RECORDED DATA:
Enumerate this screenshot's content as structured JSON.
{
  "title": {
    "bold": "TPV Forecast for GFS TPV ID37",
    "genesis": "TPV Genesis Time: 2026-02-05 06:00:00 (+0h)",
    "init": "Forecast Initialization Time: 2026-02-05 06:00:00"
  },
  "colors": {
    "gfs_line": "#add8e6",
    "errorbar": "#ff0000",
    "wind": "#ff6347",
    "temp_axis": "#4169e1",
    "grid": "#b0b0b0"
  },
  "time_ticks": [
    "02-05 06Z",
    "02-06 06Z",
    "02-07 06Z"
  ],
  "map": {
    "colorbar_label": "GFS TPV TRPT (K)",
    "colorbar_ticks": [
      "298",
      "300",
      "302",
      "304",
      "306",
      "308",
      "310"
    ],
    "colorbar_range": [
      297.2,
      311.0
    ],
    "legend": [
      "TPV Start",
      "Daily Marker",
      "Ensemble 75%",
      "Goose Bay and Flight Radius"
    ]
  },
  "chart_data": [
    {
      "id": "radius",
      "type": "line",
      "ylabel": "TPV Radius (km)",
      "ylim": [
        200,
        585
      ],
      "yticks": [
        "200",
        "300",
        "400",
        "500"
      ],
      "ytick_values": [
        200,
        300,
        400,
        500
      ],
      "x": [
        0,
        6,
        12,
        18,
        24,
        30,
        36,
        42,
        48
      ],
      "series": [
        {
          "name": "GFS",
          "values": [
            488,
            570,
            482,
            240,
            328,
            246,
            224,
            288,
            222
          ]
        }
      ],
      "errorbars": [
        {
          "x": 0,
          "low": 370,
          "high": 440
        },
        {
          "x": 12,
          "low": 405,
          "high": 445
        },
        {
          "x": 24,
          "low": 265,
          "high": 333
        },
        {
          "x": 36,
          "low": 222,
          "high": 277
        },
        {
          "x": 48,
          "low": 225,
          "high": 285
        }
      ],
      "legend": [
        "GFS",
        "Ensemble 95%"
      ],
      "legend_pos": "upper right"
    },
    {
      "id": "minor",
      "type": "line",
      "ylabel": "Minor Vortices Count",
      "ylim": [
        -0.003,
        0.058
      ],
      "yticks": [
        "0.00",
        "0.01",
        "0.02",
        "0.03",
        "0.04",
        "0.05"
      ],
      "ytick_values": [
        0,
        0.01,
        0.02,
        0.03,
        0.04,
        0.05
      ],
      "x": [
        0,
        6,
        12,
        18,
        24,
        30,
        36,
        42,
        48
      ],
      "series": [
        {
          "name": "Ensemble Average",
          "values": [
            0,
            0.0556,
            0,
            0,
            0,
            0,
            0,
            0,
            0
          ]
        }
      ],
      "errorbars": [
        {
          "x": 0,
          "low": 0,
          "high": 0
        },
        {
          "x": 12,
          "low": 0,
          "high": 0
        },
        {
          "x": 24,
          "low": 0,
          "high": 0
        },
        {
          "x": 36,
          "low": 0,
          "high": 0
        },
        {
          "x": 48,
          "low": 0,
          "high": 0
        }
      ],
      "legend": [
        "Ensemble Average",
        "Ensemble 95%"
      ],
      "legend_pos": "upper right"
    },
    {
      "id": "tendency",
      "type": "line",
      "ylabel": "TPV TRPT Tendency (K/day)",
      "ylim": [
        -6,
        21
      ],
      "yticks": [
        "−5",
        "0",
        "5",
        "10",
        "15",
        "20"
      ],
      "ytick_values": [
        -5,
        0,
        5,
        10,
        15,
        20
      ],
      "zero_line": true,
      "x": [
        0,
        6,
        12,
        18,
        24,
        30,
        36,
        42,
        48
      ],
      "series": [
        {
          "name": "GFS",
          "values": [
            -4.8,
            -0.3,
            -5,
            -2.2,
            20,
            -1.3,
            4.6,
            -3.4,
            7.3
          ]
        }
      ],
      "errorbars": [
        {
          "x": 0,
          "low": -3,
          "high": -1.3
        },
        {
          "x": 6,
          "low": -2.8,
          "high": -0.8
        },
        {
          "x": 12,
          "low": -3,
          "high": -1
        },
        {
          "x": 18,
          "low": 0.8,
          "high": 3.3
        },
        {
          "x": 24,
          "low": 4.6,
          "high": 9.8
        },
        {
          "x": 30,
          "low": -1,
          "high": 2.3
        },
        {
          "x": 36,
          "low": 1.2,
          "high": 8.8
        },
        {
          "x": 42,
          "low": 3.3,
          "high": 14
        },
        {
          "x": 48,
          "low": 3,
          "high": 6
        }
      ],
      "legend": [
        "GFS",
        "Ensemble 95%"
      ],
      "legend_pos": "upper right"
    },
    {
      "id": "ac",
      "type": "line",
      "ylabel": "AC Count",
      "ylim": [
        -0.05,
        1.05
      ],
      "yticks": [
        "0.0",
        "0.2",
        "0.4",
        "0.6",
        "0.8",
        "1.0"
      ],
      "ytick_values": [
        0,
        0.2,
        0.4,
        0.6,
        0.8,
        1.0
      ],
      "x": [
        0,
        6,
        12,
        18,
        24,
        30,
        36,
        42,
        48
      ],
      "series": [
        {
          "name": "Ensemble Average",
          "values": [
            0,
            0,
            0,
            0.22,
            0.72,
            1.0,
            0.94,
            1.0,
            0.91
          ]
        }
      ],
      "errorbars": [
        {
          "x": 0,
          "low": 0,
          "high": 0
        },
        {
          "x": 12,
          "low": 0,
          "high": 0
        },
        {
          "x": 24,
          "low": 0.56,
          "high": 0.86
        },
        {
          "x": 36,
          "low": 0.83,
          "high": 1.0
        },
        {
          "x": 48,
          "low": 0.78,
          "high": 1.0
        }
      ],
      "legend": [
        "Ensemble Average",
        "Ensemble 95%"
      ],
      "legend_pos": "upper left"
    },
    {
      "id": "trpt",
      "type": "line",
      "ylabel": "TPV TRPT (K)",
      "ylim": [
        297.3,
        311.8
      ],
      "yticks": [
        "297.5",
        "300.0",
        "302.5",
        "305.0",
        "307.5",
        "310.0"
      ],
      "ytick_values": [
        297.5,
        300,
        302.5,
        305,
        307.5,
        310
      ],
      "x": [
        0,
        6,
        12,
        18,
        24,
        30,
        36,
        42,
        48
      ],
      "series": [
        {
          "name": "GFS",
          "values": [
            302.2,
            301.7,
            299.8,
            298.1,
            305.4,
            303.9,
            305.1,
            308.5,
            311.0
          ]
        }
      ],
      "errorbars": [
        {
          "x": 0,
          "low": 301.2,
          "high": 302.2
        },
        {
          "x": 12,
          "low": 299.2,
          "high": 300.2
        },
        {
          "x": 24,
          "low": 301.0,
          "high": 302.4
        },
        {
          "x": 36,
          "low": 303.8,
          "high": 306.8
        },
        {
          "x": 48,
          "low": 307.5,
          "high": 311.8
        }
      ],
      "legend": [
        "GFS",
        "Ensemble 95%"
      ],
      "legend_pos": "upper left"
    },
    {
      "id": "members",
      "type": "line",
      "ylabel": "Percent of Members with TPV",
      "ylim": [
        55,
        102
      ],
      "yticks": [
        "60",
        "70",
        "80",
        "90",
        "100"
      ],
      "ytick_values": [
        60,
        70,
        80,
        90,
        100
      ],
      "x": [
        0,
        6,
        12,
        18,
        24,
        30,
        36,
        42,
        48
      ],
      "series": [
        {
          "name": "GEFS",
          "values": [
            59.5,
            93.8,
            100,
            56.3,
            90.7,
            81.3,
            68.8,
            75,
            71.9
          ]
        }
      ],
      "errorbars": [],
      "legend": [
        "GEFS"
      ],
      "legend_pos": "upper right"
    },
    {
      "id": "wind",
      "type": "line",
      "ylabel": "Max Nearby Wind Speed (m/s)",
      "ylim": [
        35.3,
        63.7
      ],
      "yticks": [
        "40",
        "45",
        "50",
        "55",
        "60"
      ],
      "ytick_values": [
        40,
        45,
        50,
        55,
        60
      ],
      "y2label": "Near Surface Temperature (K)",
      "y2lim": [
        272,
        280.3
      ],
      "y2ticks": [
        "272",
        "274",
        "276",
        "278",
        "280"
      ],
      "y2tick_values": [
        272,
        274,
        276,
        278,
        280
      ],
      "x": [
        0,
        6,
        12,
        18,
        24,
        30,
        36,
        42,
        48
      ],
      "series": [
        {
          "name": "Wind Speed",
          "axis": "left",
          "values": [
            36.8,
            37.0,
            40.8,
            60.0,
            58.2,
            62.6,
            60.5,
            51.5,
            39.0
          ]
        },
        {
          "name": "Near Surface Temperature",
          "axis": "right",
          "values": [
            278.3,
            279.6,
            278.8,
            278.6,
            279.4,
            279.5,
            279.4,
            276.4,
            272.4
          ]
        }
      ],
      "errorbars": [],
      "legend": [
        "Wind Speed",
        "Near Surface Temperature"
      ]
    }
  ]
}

EXERCISE AIM:
Every line holding the word "Surface" should be copied out of the records above.

FINAL ANSWER:
      "y2label": "Near Surface Temperature (K)",
          "name": "Near Surface Temperature",
        "Near Surface Temperature"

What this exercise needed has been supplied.